[Stored entries]
· · · · · · ·

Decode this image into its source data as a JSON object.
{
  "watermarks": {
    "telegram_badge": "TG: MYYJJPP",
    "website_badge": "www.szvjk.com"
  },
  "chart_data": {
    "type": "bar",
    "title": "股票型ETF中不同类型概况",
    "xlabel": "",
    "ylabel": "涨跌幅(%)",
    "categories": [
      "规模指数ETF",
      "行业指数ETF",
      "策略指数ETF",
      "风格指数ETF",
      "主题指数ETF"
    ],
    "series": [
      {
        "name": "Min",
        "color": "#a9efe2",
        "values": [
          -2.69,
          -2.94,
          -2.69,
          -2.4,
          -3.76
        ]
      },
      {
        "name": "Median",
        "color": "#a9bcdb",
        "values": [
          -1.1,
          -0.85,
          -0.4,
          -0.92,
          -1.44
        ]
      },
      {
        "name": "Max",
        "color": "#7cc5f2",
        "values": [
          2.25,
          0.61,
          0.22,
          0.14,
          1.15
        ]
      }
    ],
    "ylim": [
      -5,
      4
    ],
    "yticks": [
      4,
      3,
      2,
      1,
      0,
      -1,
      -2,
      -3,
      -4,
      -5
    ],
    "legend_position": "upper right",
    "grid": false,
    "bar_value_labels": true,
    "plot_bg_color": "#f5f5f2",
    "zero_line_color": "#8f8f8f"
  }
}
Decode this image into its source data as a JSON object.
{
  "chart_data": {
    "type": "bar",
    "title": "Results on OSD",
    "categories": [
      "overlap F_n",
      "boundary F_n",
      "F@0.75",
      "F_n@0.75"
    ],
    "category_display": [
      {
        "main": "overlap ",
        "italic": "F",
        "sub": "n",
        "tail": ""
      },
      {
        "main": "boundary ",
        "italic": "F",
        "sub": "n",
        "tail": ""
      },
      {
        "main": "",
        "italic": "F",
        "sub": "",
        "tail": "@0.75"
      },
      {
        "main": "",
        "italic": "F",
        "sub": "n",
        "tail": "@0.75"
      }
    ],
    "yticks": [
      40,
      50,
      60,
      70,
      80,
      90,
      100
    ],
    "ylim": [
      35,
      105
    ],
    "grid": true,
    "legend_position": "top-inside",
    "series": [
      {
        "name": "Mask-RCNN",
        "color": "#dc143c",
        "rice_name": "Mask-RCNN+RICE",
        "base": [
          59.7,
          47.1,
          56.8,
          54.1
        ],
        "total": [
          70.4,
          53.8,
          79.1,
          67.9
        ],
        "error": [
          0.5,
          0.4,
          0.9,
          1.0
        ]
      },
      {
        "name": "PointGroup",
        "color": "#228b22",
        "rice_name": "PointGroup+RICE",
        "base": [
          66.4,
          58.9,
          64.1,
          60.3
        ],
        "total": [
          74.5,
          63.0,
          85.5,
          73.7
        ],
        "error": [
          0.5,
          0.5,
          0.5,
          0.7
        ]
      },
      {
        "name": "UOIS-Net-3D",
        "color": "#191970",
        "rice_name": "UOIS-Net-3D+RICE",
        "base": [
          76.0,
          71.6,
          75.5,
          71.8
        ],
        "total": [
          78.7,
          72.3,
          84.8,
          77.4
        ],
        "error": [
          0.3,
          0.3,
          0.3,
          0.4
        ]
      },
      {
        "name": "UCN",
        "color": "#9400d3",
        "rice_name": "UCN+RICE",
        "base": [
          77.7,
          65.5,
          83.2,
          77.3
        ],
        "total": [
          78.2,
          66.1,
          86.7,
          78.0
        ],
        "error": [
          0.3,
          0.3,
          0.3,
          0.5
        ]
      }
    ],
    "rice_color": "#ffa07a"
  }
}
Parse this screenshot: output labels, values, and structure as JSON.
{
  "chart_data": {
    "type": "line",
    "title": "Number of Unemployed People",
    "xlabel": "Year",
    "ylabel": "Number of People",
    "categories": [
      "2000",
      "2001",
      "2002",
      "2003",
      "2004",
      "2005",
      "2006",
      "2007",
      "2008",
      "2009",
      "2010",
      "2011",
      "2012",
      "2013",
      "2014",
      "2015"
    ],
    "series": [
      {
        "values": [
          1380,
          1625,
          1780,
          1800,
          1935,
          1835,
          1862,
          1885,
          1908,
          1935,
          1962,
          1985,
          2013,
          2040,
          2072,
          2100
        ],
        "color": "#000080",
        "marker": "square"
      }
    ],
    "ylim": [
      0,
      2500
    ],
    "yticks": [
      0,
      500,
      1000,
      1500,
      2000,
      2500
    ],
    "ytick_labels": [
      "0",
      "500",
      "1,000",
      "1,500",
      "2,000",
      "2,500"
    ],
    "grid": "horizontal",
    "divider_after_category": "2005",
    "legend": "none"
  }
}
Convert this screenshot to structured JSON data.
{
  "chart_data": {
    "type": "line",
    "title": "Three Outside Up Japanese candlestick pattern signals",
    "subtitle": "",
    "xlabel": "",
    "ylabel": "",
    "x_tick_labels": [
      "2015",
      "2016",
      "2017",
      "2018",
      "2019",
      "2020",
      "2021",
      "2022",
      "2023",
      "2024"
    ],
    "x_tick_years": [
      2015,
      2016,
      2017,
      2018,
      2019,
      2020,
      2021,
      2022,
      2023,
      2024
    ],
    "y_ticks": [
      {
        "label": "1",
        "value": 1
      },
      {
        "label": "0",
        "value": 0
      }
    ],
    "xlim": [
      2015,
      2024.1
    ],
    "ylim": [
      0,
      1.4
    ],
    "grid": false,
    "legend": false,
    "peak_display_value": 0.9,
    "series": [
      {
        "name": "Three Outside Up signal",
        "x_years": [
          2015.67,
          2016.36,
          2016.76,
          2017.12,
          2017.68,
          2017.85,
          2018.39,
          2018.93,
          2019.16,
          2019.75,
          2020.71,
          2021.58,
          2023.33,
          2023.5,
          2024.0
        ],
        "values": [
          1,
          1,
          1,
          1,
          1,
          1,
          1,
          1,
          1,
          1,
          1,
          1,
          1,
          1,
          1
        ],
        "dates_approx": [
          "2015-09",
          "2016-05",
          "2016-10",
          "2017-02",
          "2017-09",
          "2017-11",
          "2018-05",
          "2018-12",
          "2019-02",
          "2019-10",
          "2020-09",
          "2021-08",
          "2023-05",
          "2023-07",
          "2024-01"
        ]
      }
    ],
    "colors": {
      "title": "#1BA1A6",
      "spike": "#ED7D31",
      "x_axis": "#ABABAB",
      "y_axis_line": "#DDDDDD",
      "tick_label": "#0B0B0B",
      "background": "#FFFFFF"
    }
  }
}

· · · · · · ·

**Brief:**
Look through the entries above and list every line containing "Mask".

**Correct result:**
        "name": "Mask-RCNN",
        "rice_name": "Mask-RCNN+RICE",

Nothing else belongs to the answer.